** Begin SOURCE DATA **

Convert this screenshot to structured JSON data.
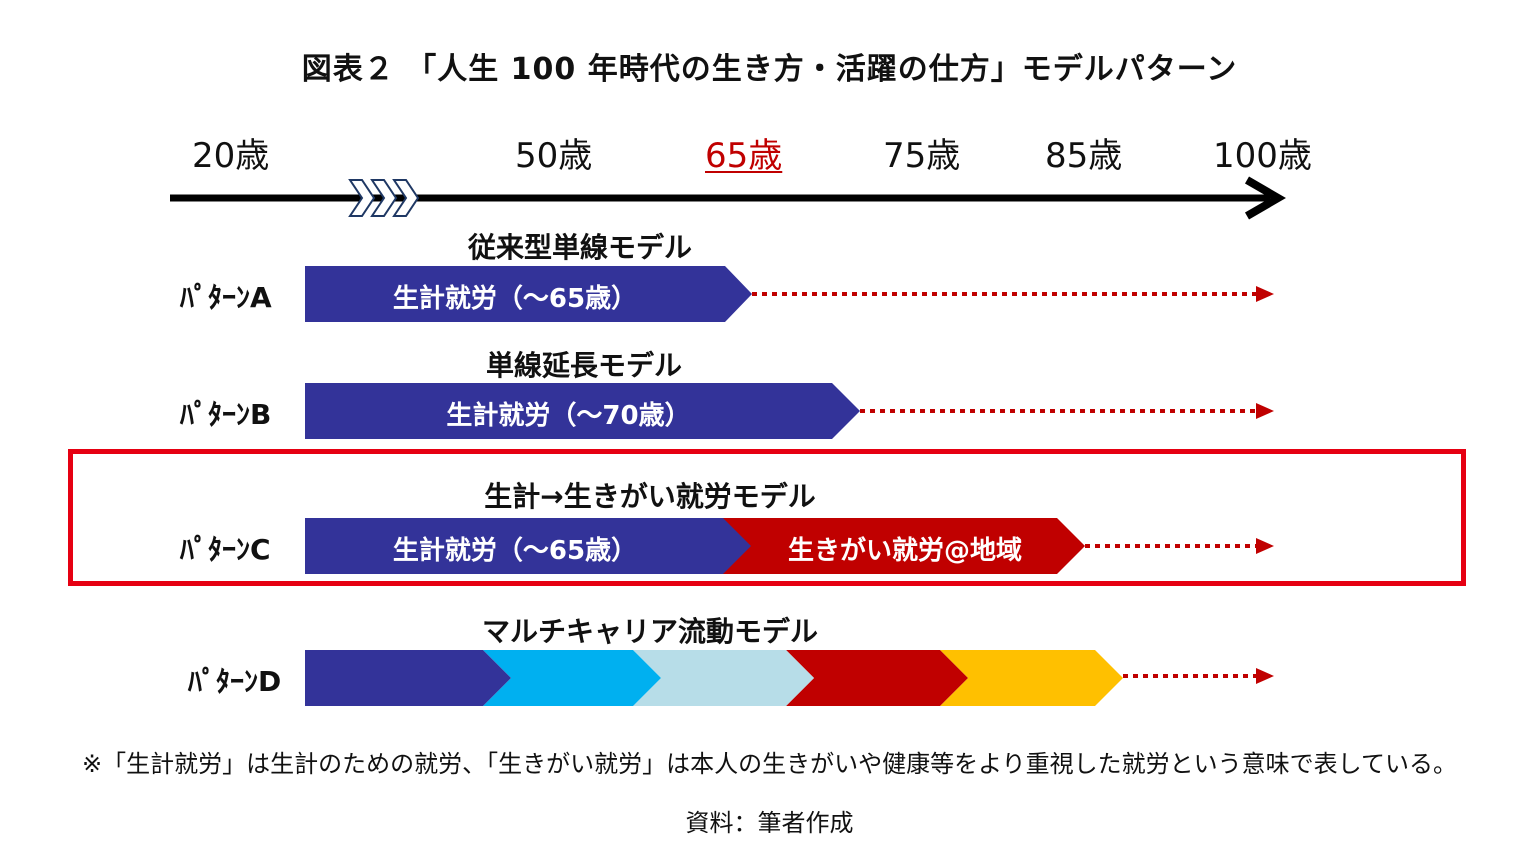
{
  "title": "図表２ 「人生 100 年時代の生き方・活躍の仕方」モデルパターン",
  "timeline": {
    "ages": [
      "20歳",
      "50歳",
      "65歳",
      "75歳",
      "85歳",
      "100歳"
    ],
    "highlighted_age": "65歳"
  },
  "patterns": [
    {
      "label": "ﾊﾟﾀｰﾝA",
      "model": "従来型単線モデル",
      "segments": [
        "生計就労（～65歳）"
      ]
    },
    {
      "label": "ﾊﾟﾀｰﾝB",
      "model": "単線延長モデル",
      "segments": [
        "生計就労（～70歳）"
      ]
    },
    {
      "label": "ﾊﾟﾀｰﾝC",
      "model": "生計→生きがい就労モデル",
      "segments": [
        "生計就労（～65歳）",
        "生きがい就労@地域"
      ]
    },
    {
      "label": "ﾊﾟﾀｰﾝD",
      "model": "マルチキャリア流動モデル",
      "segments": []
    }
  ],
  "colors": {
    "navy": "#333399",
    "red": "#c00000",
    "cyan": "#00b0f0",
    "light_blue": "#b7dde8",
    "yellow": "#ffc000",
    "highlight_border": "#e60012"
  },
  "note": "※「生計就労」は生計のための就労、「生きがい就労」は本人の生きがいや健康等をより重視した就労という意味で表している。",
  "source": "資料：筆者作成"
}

** End SOURCE DATA **
** Begin SOURCE DATA **

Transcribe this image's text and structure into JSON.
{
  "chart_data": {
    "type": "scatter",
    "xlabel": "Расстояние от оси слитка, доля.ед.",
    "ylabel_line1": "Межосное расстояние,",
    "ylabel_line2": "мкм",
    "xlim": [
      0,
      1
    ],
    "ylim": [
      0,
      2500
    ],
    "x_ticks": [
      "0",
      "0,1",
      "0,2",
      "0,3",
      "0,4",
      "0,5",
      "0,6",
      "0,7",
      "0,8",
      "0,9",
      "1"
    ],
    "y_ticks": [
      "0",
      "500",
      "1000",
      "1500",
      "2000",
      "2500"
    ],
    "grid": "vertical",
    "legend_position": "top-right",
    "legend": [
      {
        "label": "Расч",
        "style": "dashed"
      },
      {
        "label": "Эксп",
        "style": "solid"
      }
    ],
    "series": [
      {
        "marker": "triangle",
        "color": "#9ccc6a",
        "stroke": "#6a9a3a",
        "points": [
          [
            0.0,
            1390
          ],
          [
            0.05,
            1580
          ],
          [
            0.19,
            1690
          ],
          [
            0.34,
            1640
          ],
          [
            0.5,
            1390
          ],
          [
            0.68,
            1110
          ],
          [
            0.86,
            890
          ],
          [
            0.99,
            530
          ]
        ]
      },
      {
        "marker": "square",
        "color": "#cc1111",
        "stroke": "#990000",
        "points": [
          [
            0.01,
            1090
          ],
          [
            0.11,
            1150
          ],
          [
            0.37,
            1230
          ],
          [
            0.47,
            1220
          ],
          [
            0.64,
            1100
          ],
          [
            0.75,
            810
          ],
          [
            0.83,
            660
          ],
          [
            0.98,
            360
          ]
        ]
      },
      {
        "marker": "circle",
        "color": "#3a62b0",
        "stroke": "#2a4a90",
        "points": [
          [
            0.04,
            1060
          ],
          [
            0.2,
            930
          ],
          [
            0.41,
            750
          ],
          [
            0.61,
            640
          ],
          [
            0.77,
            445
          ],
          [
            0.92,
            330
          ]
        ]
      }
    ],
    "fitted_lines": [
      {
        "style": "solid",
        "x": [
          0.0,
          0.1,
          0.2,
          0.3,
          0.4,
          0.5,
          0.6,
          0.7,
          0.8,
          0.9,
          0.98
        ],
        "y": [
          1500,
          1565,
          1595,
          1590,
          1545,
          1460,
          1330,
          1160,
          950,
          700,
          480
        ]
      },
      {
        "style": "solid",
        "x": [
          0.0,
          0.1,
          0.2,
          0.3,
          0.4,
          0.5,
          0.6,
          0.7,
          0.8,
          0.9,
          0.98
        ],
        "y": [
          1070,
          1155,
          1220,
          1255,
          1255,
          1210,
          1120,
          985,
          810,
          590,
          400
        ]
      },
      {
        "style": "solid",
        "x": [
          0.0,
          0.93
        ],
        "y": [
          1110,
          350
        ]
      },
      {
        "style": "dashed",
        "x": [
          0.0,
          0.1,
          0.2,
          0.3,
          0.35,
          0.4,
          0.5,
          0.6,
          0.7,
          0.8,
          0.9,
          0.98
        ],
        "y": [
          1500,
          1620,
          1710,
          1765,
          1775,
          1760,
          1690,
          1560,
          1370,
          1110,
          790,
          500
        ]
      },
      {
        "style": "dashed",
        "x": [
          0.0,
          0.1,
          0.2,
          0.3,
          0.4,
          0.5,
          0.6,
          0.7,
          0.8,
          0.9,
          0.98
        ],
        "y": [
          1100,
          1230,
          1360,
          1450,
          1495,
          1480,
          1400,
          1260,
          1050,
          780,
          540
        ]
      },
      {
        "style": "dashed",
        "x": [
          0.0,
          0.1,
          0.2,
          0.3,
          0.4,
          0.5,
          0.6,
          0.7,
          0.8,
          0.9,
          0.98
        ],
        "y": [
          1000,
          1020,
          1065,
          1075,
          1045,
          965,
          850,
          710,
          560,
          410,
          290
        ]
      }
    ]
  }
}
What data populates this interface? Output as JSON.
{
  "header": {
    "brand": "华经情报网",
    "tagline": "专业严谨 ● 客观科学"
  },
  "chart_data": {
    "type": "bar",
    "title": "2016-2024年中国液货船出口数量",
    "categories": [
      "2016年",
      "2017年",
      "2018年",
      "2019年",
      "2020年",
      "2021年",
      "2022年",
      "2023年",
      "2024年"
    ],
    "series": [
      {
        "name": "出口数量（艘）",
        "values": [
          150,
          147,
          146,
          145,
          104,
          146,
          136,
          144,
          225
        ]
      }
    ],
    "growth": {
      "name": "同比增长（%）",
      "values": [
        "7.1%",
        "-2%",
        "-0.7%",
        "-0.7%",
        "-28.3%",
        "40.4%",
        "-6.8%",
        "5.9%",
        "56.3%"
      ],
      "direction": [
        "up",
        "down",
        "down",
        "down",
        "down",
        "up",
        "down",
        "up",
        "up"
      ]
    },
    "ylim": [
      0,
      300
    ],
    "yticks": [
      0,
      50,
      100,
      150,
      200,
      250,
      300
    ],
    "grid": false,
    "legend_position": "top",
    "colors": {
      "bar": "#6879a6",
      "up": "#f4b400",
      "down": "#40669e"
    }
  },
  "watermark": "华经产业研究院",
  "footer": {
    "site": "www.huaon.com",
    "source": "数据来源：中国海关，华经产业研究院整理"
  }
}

** End SOURCE DATA **

**GIVEN INSTRUCTION**
Looking at the listing above, how many of its lines contain the string "stroke"? Give the number alone.

**THE COMPLETED TASK**
3